*What is being asked*: Take every line that has the string "documentación" and copy it out.

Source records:
________
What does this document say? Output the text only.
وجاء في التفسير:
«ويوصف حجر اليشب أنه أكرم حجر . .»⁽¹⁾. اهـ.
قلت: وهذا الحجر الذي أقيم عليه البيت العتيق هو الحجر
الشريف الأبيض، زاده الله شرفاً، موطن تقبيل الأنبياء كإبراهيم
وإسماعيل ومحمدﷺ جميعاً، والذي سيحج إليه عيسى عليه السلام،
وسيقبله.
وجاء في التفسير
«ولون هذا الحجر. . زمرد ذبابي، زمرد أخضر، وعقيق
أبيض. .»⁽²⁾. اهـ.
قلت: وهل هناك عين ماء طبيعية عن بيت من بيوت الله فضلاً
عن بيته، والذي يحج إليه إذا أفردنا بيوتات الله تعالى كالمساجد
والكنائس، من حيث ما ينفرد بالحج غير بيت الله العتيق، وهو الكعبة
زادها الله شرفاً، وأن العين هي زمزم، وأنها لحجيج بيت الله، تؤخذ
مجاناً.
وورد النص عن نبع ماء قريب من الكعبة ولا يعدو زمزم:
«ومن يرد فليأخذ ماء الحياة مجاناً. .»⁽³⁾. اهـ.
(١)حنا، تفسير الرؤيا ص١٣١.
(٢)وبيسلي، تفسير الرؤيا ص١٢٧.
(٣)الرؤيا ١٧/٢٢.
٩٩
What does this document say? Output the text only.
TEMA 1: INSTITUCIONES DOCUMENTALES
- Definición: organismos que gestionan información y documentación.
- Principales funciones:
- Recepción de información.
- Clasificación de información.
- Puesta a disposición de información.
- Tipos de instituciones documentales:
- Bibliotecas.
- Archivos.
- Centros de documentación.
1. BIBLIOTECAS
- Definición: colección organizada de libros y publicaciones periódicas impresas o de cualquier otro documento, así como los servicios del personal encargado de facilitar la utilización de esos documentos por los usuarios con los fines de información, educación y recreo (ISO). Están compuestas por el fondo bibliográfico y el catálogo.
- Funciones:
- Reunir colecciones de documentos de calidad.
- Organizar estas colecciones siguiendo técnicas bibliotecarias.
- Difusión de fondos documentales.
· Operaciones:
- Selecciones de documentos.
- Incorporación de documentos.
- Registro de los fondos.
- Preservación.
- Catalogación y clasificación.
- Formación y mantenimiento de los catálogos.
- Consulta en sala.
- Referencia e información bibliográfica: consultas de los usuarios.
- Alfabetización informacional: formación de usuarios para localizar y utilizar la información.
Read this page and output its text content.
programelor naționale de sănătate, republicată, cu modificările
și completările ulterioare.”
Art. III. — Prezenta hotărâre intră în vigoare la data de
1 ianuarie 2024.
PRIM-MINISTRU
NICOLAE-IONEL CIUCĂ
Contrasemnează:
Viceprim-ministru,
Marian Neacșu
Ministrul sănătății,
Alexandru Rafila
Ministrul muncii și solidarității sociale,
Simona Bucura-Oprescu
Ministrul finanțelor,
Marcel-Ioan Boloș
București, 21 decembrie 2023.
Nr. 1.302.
________
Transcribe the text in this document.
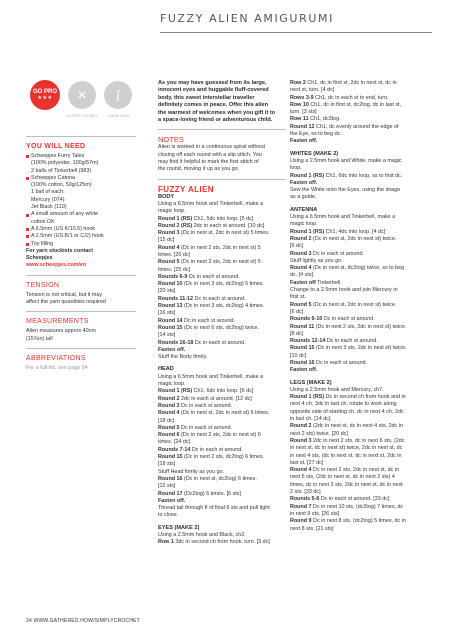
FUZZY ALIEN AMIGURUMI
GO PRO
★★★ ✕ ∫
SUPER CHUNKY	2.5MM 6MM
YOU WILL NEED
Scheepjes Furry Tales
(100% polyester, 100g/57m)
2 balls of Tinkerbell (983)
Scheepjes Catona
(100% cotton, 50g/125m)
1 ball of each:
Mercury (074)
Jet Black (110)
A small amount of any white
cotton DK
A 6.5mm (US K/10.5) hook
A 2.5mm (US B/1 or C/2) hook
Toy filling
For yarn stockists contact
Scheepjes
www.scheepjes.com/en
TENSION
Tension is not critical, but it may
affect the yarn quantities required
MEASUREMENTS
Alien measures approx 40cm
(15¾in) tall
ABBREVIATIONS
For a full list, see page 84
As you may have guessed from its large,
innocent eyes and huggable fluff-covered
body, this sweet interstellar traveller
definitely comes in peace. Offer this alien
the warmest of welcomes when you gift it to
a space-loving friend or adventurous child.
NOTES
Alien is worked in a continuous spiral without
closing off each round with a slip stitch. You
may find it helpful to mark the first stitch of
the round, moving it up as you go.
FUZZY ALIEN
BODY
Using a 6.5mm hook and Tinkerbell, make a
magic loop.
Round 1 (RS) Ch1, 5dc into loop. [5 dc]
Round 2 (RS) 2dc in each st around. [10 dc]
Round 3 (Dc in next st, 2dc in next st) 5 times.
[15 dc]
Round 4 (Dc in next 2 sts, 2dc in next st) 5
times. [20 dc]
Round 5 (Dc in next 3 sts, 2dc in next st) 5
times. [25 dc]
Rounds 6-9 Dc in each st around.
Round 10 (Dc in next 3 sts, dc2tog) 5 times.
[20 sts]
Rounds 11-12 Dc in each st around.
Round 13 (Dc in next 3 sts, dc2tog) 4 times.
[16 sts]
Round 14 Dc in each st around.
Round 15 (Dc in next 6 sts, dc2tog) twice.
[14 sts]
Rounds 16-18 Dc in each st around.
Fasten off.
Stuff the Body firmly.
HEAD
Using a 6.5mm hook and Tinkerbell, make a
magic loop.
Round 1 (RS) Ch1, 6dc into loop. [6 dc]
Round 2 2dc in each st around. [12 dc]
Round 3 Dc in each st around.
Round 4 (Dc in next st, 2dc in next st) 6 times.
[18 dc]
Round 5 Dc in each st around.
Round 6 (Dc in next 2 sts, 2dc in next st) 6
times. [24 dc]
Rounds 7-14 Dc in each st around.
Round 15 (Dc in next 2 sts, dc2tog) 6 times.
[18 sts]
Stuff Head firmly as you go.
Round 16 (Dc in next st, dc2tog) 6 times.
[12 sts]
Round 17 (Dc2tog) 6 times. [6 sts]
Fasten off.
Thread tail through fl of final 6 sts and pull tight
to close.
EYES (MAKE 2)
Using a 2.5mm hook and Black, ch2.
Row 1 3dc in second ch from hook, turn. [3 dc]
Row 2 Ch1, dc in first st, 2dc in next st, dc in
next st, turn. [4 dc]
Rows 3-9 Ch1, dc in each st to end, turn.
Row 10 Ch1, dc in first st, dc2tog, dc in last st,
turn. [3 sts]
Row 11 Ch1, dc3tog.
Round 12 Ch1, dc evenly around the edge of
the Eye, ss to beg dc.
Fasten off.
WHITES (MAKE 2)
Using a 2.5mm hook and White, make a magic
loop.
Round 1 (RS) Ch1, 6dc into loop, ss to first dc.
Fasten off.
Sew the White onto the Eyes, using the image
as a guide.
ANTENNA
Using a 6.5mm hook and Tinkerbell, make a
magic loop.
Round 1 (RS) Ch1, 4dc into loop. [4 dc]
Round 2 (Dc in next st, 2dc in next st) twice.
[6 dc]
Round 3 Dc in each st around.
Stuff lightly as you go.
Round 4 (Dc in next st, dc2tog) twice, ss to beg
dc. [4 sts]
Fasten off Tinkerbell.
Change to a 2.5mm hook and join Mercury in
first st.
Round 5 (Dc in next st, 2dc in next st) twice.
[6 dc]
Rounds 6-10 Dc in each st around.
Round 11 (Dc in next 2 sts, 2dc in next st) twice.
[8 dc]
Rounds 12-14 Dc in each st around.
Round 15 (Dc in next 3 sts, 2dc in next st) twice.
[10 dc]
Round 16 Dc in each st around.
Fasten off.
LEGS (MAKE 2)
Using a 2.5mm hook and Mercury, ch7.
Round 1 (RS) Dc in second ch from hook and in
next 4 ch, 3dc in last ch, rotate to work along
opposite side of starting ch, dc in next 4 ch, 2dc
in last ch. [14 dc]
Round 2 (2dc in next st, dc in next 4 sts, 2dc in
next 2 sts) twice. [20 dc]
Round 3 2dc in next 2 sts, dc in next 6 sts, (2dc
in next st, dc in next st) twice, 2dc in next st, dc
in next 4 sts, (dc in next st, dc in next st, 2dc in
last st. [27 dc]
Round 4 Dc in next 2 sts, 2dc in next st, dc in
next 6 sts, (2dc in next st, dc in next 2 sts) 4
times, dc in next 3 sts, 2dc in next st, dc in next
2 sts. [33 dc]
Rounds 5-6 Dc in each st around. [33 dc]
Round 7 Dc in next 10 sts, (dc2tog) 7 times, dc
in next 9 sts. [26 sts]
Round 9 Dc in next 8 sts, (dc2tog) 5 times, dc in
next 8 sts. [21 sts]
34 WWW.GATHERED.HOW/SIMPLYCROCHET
________
*The answer*:
- Definición: organismos que gestionan información y documentación.
- Centros de documentación.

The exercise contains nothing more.